## Data for this exercise
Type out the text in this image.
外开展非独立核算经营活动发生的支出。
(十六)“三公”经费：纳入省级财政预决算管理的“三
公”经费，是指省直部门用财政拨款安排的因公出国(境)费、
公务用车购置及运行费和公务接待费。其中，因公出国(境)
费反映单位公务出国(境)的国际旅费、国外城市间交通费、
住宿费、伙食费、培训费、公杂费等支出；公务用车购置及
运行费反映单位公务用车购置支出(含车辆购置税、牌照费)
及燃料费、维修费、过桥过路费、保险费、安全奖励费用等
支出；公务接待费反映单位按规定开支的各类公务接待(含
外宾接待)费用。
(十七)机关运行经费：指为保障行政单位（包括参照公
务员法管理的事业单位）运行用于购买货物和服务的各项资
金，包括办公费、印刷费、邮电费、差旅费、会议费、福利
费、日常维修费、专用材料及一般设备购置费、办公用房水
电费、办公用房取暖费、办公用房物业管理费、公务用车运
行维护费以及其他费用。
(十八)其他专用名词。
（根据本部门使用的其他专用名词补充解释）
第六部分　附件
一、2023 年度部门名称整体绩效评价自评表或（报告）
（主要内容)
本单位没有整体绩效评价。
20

## Task description
Copy out the full material exactly as it appears.

## The response
Type out the text in this image.
外开展非独立核算经营活动发生的支出。
(十六)“三公”经费：纳入省级财政预决算管理的“三
公”经费，是指省直部门用财政拨款安排的因公出国(境)费、
公务用车购置及运行费和公务接待费。其中，因公出国(境)
费反映单位公务出国(境)的国际旅费、国外城市间交通费、
住宿费、伙食费、培训费、公杂费等支出；公务用车购置及
运行费反映单位公务用车购置支出(含车辆购置税、牌照费)
及燃料费、维修费、过桥过路费、保险费、安全奖励费用等
支出；公务接待费反映单位按规定开支的各类公务接待(含
外宾接待)费用。
(十七)机关运行经费：指为保障行政单位（包括参照公
务员法管理的事业单位）运行用于购买货物和服务的各项资
金，包括办公费、印刷费、邮电费、差旅费、会议费、福利
费、日常维修费、专用材料及一般设备购置费、办公用房水
电费、办公用房取暖费、办公用房物业管理费、公务用车运
行维护费以及其他费用。
(十八)其他专用名词。
（根据本部门使用的其他专用名词补充解释）
第六部分　附件
一、2023 年度部门名称整体绩效评价自评表或（报告）
（主要内容)
本单位没有整体绩效评价。
20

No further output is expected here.